> _WRITTEN EXERCISE_:
Within the material below, find each line bearing the word "Collisions" and present it.

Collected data
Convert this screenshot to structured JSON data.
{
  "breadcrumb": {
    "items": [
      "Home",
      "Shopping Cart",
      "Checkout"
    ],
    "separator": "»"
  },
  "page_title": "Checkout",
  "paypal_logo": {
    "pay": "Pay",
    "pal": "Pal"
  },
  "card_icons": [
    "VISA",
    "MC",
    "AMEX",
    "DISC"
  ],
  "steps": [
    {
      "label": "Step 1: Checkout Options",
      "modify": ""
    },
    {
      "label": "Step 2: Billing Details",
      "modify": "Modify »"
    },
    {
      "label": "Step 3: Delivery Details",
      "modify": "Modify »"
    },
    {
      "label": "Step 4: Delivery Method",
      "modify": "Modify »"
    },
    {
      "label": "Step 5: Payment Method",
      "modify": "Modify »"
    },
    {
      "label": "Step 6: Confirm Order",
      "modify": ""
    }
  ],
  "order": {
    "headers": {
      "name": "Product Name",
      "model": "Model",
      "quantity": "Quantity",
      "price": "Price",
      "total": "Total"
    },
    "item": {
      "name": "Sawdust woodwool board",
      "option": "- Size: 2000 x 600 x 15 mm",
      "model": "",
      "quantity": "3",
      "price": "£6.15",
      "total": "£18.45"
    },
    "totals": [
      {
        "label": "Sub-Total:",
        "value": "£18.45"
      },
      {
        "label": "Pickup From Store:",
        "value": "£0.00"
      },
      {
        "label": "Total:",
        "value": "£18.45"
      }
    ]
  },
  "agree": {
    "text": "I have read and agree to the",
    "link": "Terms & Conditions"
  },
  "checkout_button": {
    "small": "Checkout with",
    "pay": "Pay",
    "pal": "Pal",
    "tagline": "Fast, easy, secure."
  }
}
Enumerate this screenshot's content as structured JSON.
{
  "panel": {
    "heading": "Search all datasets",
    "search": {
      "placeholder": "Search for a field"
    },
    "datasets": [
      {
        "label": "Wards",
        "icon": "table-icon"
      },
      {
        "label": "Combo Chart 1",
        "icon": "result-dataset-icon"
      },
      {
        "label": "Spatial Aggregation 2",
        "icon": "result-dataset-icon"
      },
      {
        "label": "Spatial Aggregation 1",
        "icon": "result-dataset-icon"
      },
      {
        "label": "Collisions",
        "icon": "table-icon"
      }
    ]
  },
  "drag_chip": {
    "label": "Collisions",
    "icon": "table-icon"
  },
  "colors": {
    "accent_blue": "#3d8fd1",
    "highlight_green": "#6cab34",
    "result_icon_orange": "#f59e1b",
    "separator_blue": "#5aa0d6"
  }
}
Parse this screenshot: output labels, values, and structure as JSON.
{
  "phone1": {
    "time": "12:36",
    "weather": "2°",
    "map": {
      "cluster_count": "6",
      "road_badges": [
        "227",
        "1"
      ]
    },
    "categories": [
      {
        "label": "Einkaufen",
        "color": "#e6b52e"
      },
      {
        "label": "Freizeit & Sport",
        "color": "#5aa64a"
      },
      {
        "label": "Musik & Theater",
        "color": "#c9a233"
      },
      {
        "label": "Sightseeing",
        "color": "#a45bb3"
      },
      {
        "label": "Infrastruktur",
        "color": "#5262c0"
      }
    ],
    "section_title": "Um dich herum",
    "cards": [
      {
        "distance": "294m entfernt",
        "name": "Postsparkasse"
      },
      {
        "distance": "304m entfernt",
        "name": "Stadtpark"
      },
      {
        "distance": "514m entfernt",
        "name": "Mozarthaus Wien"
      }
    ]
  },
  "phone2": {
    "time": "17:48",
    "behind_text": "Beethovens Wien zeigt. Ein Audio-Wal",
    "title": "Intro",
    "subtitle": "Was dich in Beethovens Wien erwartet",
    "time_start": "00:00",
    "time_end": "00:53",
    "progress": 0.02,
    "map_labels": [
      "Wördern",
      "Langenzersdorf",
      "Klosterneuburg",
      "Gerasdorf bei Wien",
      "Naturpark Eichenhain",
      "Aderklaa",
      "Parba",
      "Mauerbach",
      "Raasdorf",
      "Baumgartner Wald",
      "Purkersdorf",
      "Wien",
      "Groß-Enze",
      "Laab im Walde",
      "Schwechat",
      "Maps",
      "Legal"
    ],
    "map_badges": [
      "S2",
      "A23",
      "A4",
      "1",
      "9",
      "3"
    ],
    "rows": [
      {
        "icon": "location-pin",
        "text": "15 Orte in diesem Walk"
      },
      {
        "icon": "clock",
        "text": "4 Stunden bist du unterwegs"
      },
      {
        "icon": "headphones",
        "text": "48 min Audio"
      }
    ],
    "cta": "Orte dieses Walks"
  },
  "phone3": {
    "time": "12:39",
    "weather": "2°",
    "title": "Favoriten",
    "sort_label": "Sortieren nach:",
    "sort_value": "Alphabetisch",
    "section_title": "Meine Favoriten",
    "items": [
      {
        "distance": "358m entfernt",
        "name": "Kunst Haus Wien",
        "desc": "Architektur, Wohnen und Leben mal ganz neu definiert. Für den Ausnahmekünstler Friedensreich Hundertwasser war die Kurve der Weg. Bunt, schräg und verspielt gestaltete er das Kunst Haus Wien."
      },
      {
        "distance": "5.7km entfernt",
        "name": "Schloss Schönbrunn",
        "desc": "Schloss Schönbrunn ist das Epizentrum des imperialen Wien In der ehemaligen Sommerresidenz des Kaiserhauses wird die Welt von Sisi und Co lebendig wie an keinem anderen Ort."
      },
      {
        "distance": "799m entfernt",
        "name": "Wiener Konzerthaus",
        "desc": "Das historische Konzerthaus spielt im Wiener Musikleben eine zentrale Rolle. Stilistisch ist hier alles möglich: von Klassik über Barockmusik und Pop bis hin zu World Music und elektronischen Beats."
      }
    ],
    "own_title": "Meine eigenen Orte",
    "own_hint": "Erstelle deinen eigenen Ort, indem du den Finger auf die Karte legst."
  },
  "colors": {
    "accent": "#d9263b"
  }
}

> _THE ANSWER_:
        "label": "Collisions",
    "label": "Collisions",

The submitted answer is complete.